__TO DO__:
Counting only lines that hold "content", give the total and nothing more.

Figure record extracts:
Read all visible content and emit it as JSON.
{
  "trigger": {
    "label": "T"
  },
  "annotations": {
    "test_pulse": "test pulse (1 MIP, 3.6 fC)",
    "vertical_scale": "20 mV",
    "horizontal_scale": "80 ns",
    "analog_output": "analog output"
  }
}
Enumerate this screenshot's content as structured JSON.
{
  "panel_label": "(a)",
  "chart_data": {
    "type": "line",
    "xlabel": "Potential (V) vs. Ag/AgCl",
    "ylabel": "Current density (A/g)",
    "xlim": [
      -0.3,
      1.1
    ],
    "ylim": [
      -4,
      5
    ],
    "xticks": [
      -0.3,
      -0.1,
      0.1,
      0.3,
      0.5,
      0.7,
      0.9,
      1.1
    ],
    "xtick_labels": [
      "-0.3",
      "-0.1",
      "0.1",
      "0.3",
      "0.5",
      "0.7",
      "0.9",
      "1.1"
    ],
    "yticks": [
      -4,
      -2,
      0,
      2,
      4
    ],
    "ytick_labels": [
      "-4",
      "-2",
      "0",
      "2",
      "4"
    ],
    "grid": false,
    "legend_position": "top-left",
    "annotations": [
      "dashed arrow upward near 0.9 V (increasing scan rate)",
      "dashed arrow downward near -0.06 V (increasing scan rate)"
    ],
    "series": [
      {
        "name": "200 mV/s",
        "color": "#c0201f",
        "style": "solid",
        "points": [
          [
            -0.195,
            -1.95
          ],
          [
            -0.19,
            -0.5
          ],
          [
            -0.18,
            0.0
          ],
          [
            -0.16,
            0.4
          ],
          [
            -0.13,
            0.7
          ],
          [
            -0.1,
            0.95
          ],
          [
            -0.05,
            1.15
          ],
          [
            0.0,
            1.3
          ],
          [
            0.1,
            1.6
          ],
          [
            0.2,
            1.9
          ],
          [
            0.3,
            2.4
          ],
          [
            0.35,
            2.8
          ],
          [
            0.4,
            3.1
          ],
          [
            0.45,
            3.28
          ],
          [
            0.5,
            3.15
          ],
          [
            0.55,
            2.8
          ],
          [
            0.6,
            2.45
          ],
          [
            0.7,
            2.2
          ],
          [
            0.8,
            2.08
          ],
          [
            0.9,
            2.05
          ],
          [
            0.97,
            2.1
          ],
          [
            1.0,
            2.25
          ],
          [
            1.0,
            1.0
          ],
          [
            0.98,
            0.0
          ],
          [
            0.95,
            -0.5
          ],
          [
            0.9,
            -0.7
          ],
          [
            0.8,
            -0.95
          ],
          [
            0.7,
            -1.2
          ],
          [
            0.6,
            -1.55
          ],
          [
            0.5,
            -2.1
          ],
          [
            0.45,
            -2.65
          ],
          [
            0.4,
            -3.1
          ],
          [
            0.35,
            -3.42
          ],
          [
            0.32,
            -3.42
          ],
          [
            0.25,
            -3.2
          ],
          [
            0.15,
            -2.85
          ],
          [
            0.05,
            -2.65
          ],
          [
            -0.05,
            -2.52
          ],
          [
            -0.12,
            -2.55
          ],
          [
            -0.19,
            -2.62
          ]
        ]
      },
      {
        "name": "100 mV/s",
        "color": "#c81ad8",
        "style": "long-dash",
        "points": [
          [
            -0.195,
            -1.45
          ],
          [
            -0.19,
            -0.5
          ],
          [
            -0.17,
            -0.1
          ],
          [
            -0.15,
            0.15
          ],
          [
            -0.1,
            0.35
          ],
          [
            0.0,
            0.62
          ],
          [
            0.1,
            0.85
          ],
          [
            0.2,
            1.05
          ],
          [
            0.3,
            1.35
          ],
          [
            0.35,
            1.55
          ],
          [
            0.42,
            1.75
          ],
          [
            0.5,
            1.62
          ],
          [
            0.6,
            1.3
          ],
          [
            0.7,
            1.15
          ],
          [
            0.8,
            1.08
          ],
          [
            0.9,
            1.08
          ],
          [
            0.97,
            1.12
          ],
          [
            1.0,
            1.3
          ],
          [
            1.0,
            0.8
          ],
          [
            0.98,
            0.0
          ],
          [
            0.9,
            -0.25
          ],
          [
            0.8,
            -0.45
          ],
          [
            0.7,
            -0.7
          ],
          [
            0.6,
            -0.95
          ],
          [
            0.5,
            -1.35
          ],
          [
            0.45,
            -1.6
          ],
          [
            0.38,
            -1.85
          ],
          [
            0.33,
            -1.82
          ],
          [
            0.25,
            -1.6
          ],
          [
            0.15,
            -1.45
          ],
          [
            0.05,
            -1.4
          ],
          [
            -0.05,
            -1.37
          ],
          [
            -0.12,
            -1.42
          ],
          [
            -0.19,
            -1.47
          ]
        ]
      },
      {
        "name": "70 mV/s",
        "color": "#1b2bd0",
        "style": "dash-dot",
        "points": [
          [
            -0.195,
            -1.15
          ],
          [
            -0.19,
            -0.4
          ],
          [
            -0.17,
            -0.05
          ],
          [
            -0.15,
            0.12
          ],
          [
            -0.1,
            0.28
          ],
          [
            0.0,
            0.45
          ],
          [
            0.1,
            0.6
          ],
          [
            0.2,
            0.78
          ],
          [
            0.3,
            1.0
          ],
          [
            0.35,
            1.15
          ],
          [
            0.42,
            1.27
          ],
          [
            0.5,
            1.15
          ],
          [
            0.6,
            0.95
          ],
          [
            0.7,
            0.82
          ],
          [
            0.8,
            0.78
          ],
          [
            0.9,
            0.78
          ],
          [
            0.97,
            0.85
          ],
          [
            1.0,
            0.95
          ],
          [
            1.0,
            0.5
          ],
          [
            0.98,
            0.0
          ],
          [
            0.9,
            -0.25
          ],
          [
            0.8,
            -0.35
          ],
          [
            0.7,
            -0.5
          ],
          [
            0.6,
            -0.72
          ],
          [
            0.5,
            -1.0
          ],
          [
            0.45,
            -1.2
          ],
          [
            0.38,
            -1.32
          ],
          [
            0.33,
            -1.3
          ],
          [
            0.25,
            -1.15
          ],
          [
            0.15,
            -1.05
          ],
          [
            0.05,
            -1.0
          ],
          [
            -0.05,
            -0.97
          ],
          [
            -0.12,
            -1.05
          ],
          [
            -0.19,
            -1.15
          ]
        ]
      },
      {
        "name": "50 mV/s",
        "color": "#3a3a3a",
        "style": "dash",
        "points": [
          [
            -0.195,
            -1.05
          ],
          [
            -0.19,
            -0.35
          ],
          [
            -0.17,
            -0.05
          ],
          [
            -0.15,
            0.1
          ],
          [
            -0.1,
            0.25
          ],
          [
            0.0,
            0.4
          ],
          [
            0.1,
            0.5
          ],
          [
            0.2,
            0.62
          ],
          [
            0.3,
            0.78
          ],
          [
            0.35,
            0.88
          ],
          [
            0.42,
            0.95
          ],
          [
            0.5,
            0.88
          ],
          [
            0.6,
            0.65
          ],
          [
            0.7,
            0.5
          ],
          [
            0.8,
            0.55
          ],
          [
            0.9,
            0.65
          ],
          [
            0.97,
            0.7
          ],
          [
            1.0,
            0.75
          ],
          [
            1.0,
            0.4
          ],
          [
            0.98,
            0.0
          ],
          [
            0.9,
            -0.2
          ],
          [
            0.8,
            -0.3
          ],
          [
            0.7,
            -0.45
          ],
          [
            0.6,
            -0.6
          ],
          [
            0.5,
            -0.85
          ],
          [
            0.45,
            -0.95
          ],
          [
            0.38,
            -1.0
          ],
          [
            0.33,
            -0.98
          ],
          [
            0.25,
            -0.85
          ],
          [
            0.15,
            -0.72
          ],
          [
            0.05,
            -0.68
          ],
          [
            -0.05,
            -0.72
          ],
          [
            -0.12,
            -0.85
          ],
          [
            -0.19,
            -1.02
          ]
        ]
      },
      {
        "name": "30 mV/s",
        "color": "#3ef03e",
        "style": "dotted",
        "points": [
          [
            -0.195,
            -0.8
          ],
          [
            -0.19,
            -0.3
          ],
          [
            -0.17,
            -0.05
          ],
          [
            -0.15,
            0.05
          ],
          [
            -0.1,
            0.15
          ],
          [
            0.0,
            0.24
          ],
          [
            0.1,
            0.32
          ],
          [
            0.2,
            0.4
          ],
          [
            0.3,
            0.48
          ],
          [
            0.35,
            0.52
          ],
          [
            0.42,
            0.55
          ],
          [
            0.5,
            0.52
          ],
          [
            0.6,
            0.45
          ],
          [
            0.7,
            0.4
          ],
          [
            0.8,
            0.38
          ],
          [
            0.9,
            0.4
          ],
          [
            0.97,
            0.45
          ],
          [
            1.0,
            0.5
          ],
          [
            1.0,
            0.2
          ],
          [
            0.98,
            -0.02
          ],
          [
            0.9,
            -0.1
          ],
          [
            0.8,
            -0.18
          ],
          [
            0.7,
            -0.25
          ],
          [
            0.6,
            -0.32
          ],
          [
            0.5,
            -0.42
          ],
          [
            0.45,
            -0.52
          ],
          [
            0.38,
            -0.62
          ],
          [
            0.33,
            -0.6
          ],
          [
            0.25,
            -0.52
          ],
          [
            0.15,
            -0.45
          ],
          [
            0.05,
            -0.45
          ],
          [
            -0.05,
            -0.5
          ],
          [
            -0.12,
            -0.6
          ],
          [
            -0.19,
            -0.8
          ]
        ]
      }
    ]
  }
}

__FULL SOLUTION__:
2